>>>
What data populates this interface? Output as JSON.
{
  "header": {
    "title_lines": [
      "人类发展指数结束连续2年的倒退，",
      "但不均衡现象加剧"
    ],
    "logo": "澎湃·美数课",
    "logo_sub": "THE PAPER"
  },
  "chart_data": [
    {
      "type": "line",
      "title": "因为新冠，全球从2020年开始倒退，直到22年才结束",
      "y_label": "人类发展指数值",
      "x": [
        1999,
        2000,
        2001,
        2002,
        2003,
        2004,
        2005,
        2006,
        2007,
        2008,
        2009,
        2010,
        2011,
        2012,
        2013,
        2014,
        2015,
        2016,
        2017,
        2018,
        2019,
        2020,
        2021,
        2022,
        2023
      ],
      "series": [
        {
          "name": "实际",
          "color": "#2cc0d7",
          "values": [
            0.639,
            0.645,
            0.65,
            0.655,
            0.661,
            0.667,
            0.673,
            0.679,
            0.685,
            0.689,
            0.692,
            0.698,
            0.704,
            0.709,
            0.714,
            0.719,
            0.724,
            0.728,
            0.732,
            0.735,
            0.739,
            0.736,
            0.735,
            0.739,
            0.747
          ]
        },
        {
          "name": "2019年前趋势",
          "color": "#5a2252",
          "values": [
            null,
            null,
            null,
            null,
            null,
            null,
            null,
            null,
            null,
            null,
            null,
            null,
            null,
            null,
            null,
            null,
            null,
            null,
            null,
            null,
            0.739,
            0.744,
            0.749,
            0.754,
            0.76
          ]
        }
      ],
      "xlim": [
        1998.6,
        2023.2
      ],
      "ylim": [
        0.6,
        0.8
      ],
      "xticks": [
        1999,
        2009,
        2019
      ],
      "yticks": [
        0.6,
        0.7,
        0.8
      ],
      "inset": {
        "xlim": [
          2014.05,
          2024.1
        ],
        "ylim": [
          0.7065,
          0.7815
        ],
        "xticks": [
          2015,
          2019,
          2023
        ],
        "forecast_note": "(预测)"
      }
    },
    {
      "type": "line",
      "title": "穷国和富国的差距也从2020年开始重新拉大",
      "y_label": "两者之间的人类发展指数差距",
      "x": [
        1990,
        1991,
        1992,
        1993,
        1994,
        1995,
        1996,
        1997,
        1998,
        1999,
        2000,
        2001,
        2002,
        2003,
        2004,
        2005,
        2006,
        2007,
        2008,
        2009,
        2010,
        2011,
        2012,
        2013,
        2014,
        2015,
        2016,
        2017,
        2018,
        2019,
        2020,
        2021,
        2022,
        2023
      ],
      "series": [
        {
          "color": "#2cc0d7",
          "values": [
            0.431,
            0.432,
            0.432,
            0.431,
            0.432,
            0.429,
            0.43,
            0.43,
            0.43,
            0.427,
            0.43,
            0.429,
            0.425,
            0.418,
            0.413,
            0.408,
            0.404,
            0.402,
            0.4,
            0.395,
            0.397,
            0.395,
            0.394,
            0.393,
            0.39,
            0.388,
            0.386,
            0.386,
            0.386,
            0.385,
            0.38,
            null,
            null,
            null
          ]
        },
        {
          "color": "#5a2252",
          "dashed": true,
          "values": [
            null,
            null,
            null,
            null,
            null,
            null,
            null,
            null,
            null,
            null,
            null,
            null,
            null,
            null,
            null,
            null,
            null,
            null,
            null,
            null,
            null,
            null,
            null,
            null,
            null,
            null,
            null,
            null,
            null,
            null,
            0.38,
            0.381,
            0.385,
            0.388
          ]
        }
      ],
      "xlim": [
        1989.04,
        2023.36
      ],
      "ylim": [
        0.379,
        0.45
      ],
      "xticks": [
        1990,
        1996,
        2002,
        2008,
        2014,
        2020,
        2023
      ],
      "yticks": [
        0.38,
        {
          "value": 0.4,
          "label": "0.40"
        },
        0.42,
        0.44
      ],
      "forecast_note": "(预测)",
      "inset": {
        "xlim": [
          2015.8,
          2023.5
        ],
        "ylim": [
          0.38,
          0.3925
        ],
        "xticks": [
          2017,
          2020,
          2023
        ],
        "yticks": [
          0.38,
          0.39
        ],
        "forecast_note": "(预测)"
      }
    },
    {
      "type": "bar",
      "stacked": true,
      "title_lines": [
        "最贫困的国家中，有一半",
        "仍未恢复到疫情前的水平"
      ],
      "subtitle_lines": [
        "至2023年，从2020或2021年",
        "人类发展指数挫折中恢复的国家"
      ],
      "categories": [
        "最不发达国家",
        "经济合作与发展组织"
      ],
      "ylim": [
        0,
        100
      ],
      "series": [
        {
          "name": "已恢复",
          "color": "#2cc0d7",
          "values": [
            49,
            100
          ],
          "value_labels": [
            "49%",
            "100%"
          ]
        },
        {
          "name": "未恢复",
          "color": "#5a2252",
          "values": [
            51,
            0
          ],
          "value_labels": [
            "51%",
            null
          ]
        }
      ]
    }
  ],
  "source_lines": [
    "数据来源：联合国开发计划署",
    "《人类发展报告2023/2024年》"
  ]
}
<<<
### To be done
From the listing above, extract every line exactly as it stands.

### Result of the exercise
What data populates this interface? Output as JSON.
{
  "header": {
    "title_lines": [
      "人类发展指数结束连续2年的倒退，",
      "但不均衡现象加剧"
    ],
    "logo": "澎湃·美数课",
    "logo_sub": "THE PAPER"
  },
  "chart_data": [
    {
      "type": "line",
      "title": "因为新冠，全球从2020年开始倒退，直到22年才结束",
      "y_label": "人类发展指数值",
      "x": [
        1999,
        2000,
        2001,
        2002,
        2003,
        2004,
        2005,
        2006,
        2007,
        2008,
        2009,
        2010,
        2011,
        2012,
        2013,
        2014,
        2015,
        2016,
        2017,
        2018,
        2019,
        2020,
        2021,
        2022,
        2023
      ],
      "series": [
        {
          "name": "实际",
          "color": "#2cc0d7",
          "values": [
            0.639,
            0.645,
            0.65,
            0.655,
            0.661,
            0.667,
            0.673,
            0.679,
            0.685,
            0.689,
            0.692,
            0.698,
            0.704,
            0.709,
            0.714,
            0.719,
            0.724,
            0.728,
            0.732,
            0.735,
            0.739,
            0.736,
            0.735,
            0.739,
            0.747
          ]
        },
        {
          "name": "2019年前趋势",
          "color": "#5a2252",
          "values": [
            null,
            null,
            null,
            null,
            null,
            null,
            null,
            null,
            null,
            null,
            null,
            null,
            null,
            null,
            null,
            null,
            null,
            null,
            null,
            null,
            0.739,
            0.744,
            0.749,
            0.754,
            0.76
          ]
        }
      ],
      "xlim": [
        1998.6,
        2023.2
      ],
      "ylim": [
        0.6,
        0.8
      ],
      "xticks": [
        1999,
        2009,
        2019
      ],
      "yticks": [
        0.6,
        0.7,
        0.8
      ],
      "inset": {
        "xlim": [
          2014.05,
          2024.1
        ],
        "ylim": [
          0.7065,
          0.7815
        ],
        "xticks": [
          2015,
          2019,
          2023
        ],
        "forecast_note": "(预测)"
      }
    },
    {
      "type": "line",
      "title": "穷国和富国的差距也从2020年开始重新拉大",
      "y_label": "两者之间的人类发展指数差距",
      "x": [
        1990,
        1991,
        1992,
        1993,
        1994,
        1995,
        1996,
        1997,
        1998,
        1999,
        2000,
        2001,
        2002,
        2003,
        2004,
        2005,
        2006,
        2007,
        2008,
        2009,
        2010,
        2011,
        2012,
        2013,
        2014,
        2015,
        2016,
        2017,
        2018,
        2019,
        2020,
        2021,
        2022,
        2023
      ],
      "series": [
        {
          "color": "#2cc0d7",
          "values": [
            0.431,
            0.432,
            0.432,
            0.431,
            0.432,
            0.429,
            0.43,
            0.43,
            0.43,
            0.427,
            0.43,
            0.429,
            0.425,
            0.418,
            0.413,
            0.408,
            0.404,
            0.402,
            0.4,
            0.395,
            0.397,
            0.395,
            0.394,
            0.393,
            0.39,
            0.388,
            0.386,
            0.386,
            0.386,
            0.385,
            0.38,
            null,
            null,
            null
          ]
        },
        {
          "color": "#5a2252",
          "dashed": true,
          "values": [
            null,
            null,
            null,
            null,
            null,
            null,
            null,
            null,
            null,
            null,
            null,
            null,
            null,
            null,
            null,
            null,
            null,
            null,
            null,
            null,
            null,
            null,
            null,
            null,
            null,
            null,
            null,
            null,
            null,
            null,
            0.38,
            0.381,
            0.385,
            0.388
          ]
        }
      ],
      "xlim": [
        1989.04,
        2023.36
      ],
      "ylim": [
        0.379,
        0.45
      ],
      "xticks": [
        1990,
        1996,
        2002,
        2008,
        2014,
        2020,
        2023
      ],
      "yticks": [
        0.38,
        {
          "value": 0.4,
          "label": "0.40"
        },
        0.42,
        0.44
      ],
      "forecast_note": "(预测)",
      "inset": {
        "xlim": [
          2015.8,
          2023.5
        ],
        "ylim": [
          0.38,
          0.3925
        ],
        "xticks": [
          2017,
          2020,
          2023
        ],
        "yticks": [
          0.38,
          0.39
        ],
        "forecast_note": "(预测)"
      }
    },
    {
      "type": "bar",
      "stacked": true,
      "title_lines": [
        "最贫困的国家中，有一半",
        "仍未恢复到疫情前的水平"
      ],
      "subtitle_lines": [
        "至2023年，从2020或2021年",
        "人类发展指数挫折中恢复的国家"
      ],
      "categories": [
        "最不发达国家",
        "经济合作与发展组织"
      ],
      "ylim": [
        0,
        100
      ],
      "series": [
        {
          "name": "已恢复",
          "color": "#2cc0d7",
          "values": [
            49,
            100
          ],
          "value_labels": [
            "49%",
            "100%"
          ]
        },
        {
          "name": "未恢复",
          "color": "#5a2252",
          "values": [
            51,
            0
          ],
          "value_labels": [
            "51%",
            null
          ]
        }
      ]
    }
  ],
  "source_lines": [
    "数据来源：联合国开发计划署",
    "《人类发展报告2023/2024年》"
  ]
}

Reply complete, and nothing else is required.